Task brief> Write the data below out exactly as it stands. Do not include the pictures.

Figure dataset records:

──────────

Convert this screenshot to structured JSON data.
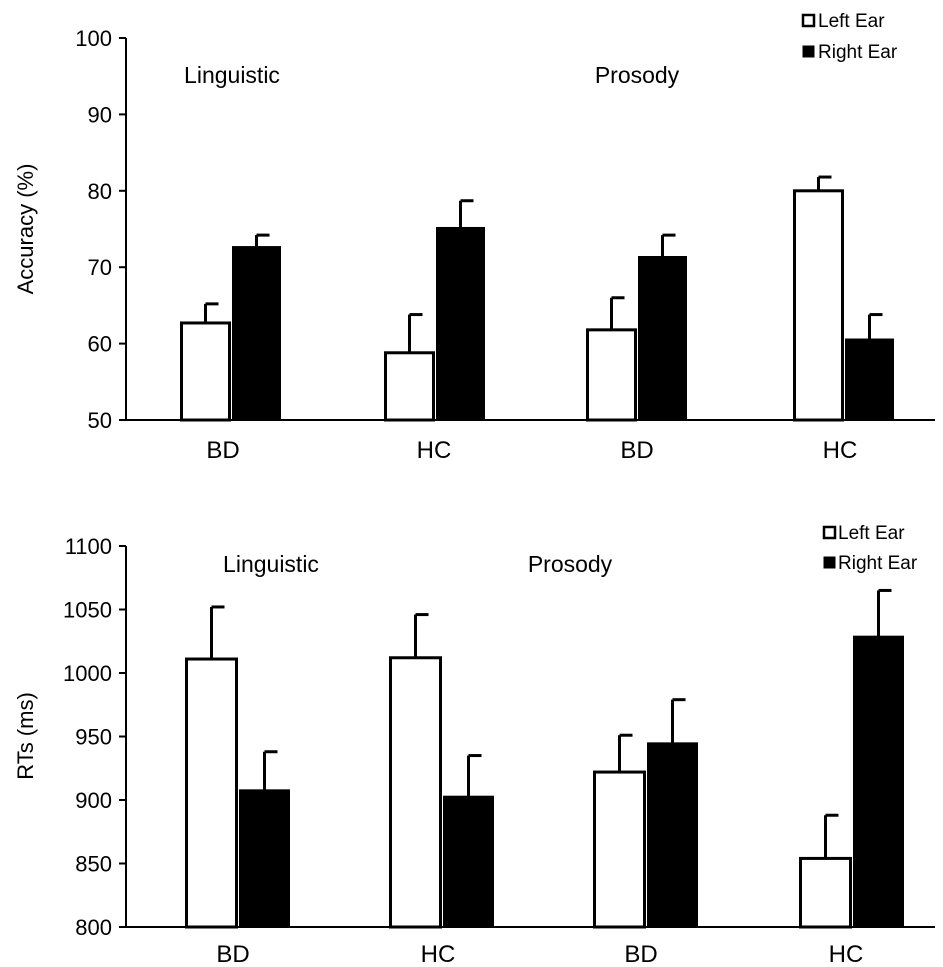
{
  "chart_data": [
    {
      "type": "bar",
      "ylabel": "Accuracy (%)",
      "ylim": [
        50,
        100
      ],
      "yticks": [
        50,
        60,
        70,
        80,
        90,
        100
      ],
      "categories": [
        "BD",
        "HC",
        "BD",
        "HC"
      ],
      "group_titles": [
        "Linguistic",
        "Prosody"
      ],
      "series": [
        {
          "name": "Left Ear",
          "color": "#ffffff",
          "values": [
            62.7,
            58.8,
            61.8,
            80.0
          ],
          "errors": [
            2.5,
            5.0,
            4.2,
            1.8
          ]
        },
        {
          "name": "Right Ear",
          "color": "#000000",
          "values": [
            72.7,
            75.2,
            71.4,
            60.6
          ],
          "errors": [
            1.5,
            3.5,
            2.8,
            3.2
          ]
        }
      ],
      "legend_position": "top-right"
    },
    {
      "type": "bar",
      "ylabel": "RTs (ms)",
      "ylim": [
        800,
        1100
      ],
      "yticks": [
        800,
        850,
        900,
        950,
        1000,
        1050,
        1100
      ],
      "categories": [
        "BD",
        "HC",
        "BD",
        "HC"
      ],
      "group_titles": [
        "Linguistic",
        "Prosody"
      ],
      "series": [
        {
          "name": "Left Ear",
          "color": "#ffffff",
          "values": [
            1011,
            1012,
            922,
            854
          ],
          "errors": [
            41,
            34,
            29,
            34
          ]
        },
        {
          "name": "Right Ear",
          "color": "#000000",
          "values": [
            908,
            903,
            945,
            1029
          ],
          "errors": [
            30,
            32,
            34,
            36
          ]
        }
      ],
      "legend_position": "top-right"
    }
  ]
}
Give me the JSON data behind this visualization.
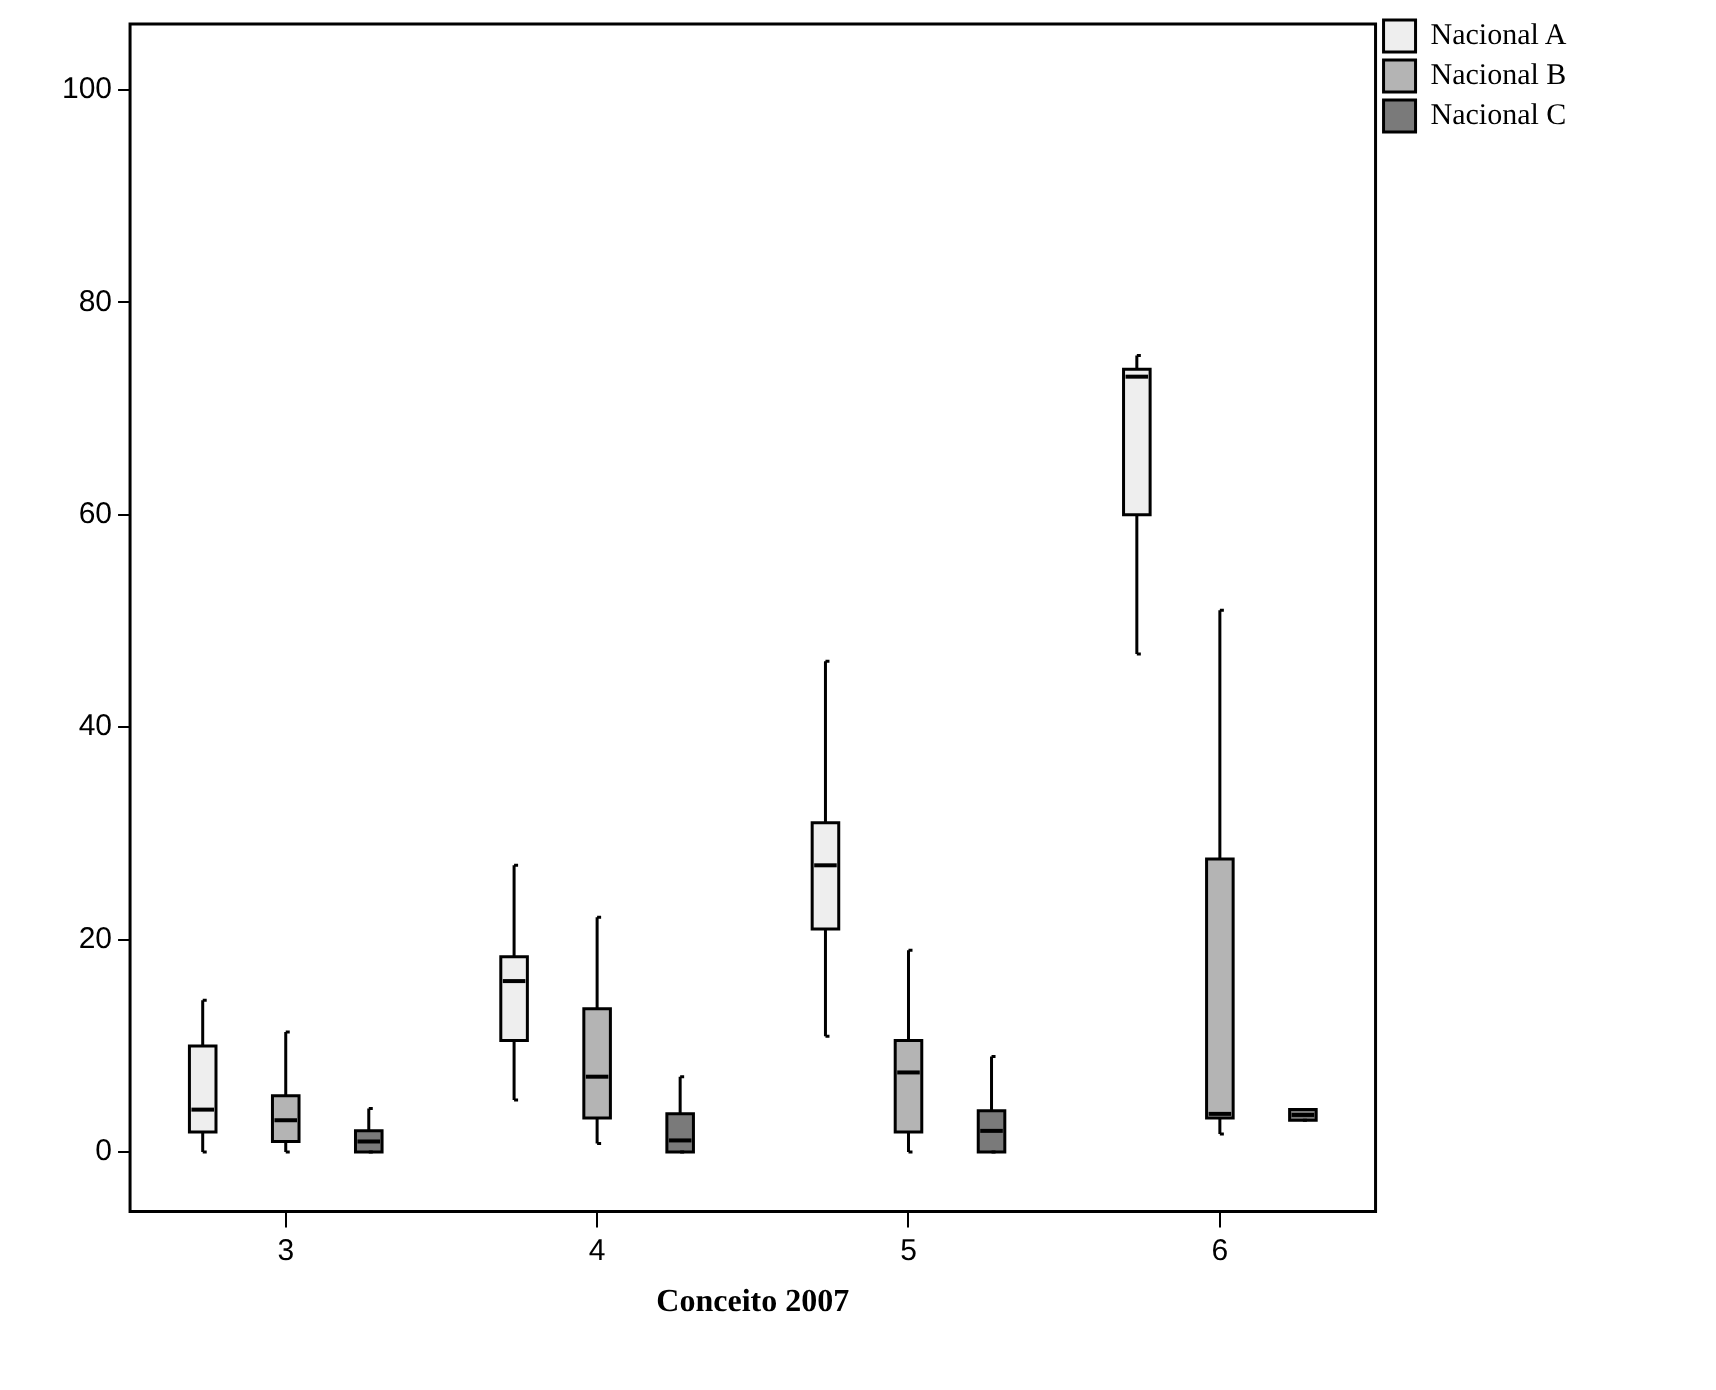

──────────

Answer for this exercise>
Convert this screenshot to structured JSON data.
{
  "chart_data": [
    {
      "type": "bar",
      "ylabel": "Accuracy (%)",
      "ylim": [
        50,
        100
      ],
      "yticks": [
        50,
        60,
        70,
        80,
        90,
        100
      ],
      "categories": [
        "BD",
        "HC",
        "BD",
        "HC"
      ],
      "group_titles": [
        "Linguistic",
        "Prosody"
      ],
      "series": [
        {
          "name": "Left Ear",
          "color": "#ffffff",
          "values": [
            62.7,
            58.8,
            61.8,
            80.0
          ],
          "errors": [
            2.5,
            5.0,
            4.2,
            1.8
          ]
        },
        {
          "name": "Right Ear",
          "color": "#000000",
          "values": [
            72.7,
            75.2,
            71.4,
            60.6
          ],
          "errors": [
            1.5,
            3.5,
            2.8,
            3.2
          ]
        }
      ],
      "legend_position": "top-right"
    },
    {
      "type": "bar",
      "ylabel": "RTs (ms)",
      "ylim": [
        800,
        1100
      ],
      "yticks": [
        800,
        850,
        900,
        950,
        1000,
        1050,
        1100
      ],
      "categories": [
        "BD",
        "HC",
        "BD",
        "HC"
      ],
      "group_titles": [
        "Linguistic",
        "Prosody"
      ],
      "series": [
        {
          "name": "Left Ear",
          "color": "#ffffff",
          "values": [
            1011,
            1012,
            922,
            854
          ],
          "errors": [
            41,
            34,
            29,
            34
          ]
        },
        {
          "name": "Right Ear",
          "color": "#000000",
          "values": [
            908,
            903,
            945,
            1029
          ],
          "errors": [
            30,
            32,
            34,
            36
          ]
        }
      ],
      "legend_position": "top-right"
    }
  ]
}
Give me the JSON data behind this visualization.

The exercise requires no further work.